Extrait choisi:
····················

Alors, on fait quoi?

L’équipe de Tatsuya Amano ne fournit pas de solutions à cette extinction linguistique massive, se contentant d’établir un constat argumenté de l’extinction et de ses causes principales. Il semble cependant assez évident que l’éducation doit être un facteur clé. Le bilinguisme précoce chez les enfants, s’il est institutionnalisé, pourrait freiner, voire endiguer des extinctions, mais cela nécessite une volonté politique, de la même manière que l’utilisation d’une langue dans les administrations locales. Pourtant, le bilinguisme est également bon pour la santé mentale, comme l’avait souligné une autre étude.

Et en France, où en est-on?

····················

Consigne: Dans le texte sur l'extinction des langues, recopiez le passage qui va de « L’équipe de Tatsuya » à « où en est-on? » en substituant « plurilinguisme » à « bilinguisme ».

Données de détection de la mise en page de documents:
····················

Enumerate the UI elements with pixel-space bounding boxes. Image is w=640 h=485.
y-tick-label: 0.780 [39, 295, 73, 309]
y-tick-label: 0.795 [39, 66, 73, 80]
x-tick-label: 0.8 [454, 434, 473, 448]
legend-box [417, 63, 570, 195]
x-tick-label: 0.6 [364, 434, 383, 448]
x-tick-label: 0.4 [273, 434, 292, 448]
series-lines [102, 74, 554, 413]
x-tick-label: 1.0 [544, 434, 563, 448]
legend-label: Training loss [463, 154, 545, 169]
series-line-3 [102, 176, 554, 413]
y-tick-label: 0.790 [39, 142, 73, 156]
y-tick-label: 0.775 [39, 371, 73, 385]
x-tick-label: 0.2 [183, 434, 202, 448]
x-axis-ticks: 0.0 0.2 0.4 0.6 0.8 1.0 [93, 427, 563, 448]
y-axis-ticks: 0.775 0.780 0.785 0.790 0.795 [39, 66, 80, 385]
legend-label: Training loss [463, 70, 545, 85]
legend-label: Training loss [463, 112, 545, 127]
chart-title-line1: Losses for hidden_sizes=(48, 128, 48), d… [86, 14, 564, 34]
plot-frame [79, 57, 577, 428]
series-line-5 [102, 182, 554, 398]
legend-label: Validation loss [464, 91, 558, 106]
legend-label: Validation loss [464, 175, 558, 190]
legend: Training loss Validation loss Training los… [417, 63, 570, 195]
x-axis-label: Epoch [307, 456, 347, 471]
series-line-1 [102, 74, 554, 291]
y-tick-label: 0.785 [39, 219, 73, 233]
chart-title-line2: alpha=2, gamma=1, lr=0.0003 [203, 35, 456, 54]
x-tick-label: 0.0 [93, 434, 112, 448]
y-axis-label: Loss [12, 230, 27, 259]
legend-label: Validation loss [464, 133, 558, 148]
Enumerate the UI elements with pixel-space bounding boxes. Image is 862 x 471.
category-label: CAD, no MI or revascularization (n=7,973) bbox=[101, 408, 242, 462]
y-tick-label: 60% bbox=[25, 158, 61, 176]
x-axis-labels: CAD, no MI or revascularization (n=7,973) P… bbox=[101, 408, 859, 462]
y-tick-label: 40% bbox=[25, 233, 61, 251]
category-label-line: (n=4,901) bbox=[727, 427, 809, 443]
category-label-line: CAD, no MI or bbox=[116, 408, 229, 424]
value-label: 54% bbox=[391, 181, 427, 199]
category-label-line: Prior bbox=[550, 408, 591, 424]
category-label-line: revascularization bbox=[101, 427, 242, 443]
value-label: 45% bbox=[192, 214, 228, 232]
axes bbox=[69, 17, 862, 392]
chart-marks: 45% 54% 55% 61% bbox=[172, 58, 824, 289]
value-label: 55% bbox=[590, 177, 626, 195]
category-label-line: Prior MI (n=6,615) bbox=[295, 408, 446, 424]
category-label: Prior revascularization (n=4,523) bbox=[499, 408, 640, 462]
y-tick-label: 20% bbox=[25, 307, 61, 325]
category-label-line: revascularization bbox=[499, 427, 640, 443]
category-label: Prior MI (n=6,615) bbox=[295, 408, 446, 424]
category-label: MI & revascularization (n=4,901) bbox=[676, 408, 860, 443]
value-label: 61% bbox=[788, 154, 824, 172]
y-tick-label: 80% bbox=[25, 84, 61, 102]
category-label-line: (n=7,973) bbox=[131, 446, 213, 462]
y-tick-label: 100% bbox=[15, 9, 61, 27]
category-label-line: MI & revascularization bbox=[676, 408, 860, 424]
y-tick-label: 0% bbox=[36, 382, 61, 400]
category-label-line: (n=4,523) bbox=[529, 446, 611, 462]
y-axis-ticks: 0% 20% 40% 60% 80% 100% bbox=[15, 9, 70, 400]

····················

Résultat:
L’équipe de Tatsuya Amano ne fournit pas de solutions à cette extinction linguistique massive, se contentant d’établir un constat argumenté de l’extinction et de ses causes principales. Il semble cependant assez évident que l’éducation doit être un facteur clé. Le plurilinguisme précoce chez les enfants, s’il est institutionnalisé, pourrait freiner, voire endiguer des extinctions, mais cela nécessite une volonté politique, de la même manière que l’utilisation d’une langue dans les administrations locales. Pourtant, le plurilinguisme est également bon pour la santé mentale, comme l’avait souligné une autre étude.

Et en France, où en est-on?